Exercise aim :: Write out all of the data exactly as it appears.

=-=-=

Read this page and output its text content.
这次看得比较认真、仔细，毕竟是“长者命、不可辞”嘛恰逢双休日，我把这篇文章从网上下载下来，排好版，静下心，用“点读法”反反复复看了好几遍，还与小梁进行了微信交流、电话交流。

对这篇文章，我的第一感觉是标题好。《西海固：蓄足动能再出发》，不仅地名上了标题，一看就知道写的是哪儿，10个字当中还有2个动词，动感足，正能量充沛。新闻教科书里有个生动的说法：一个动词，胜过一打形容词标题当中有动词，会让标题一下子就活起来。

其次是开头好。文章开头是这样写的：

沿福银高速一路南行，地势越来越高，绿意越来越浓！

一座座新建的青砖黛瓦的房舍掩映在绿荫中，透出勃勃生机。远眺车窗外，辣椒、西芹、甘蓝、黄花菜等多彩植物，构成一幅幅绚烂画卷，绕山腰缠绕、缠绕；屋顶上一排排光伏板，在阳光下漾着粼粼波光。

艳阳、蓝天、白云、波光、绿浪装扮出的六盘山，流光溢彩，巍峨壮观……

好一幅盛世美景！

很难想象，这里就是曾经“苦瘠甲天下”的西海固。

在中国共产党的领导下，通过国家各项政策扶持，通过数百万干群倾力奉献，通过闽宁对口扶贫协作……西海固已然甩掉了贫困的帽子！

=-=-=

Answer to the exercise ::
Read this page and output its text content.
这次看得比较认真、仔细，毕竟是“长者命、不可辞”嘛恰逢双休日，我把这篇文章从网上下载下来，排好版，静下心，用“点读法”反反复复看了好几遍，还与小梁进行了微信交流、电话交流。

对这篇文章，我的第一感觉是标题好。《西海固：蓄足动能再出发》，不仅地名上了标题，一看就知道写的是哪儿，10个字当中还有2个动词，动感足，正能量充沛。新闻教科书里有个生动的说法：一个动词，胜过一打形容词标题当中有动词，会让标题一下子就活起来。

其次是开头好。文章开头是这样写的：

沿福银高速一路南行，地势越来越高，绿意越来越浓！

一座座新建的青砖黛瓦的房舍掩映在绿荫中，透出勃勃生机。远眺车窗外，辣椒、西芹、甘蓝、黄花菜等多彩植物，构成一幅幅绚烂画卷，绕山腰缠绕、缠绕；屋顶上一排排光伏板，在阳光下漾着粼粼波光。

艳阳、蓝天、白云、波光、绿浪装扮出的六盘山，流光溢彩，巍峨壮观……

好一幅盛世美景！

很难想象，这里就是曾经“苦瘠甲天下”的西海固。

在中国共产党的领导下，通过国家各项政策扶持，通过数百万干群倾力奉献，通过闽宁对口扶贫协作……西海固已然甩掉了贫困的帽子！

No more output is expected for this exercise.